▶ **What needs to be done**:
Your task is to repeat the lines below exactly, excluding any pictures they contain.

### Records for this exercise

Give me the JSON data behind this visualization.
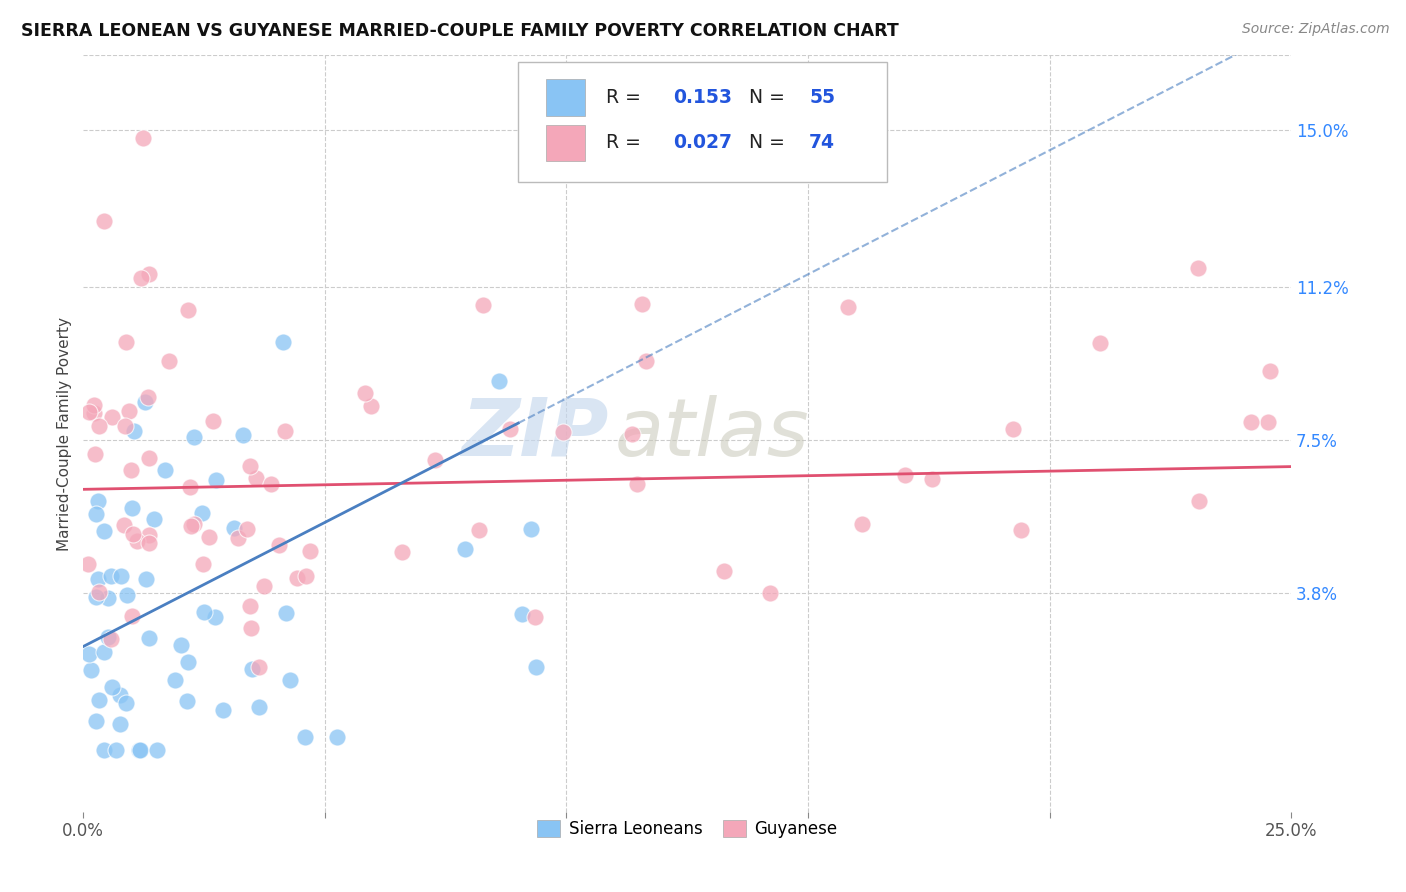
{
  "title": "SIERRA LEONEAN VS GUYANESE MARRIED-COUPLE FAMILY POVERTY CORRELATION CHART",
  "source": "Source: ZipAtlas.com",
  "ylabel": "Married-Couple Family Poverty",
  "xlim": [
    0.0,
    0.25
  ],
  "ylim": [
    -0.015,
    0.168
  ],
  "ytick_labels_right": [
    "15.0%",
    "11.2%",
    "7.5%",
    "3.8%"
  ],
  "ytick_vals_right": [
    0.15,
    0.112,
    0.075,
    0.038
  ],
  "watermark_zip": "ZIP",
  "watermark_atlas": "atlas",
  "color_sierra": "#89C4F4",
  "color_guyanese": "#F4A7B9",
  "color_line_sierra": "#4A7FC1",
  "color_line_guyanese": "#E05070",
  "background_color": "#FFFFFF",
  "grid_color": "#CCCCCC"
}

######

▶ **The response**:
Give me the JSON data behind this visualization.
{
  "title": "SIERRA LEONEAN VS GUYANESE MARRIED-COUPLE FAMILY POVERTY CORRELATION CHART",
  "source": "Source: ZipAtlas.com",
  "ylabel": "Married-Couple Family Poverty",
  "xlim": [
    0.0,
    0.25
  ],
  "ylim": [
    -0.015,
    0.168
  ],
  "ytick_labels_right": [
    "15.0%",
    "11.2%",
    "7.5%",
    "3.8%"
  ],
  "ytick_vals_right": [
    0.15,
    0.112,
    0.075,
    0.038
  ],
  "watermark_zip": "ZIP",
  "watermark_atlas": "atlas",
  "color_sierra": "#89C4F4",
  "color_guyanese": "#F4A7B9",
  "color_line_sierra": "#4A7FC1",
  "color_line_guyanese": "#E05070",
  "background_color": "#FFFFFF",
  "grid_color": "#CCCCCC"
}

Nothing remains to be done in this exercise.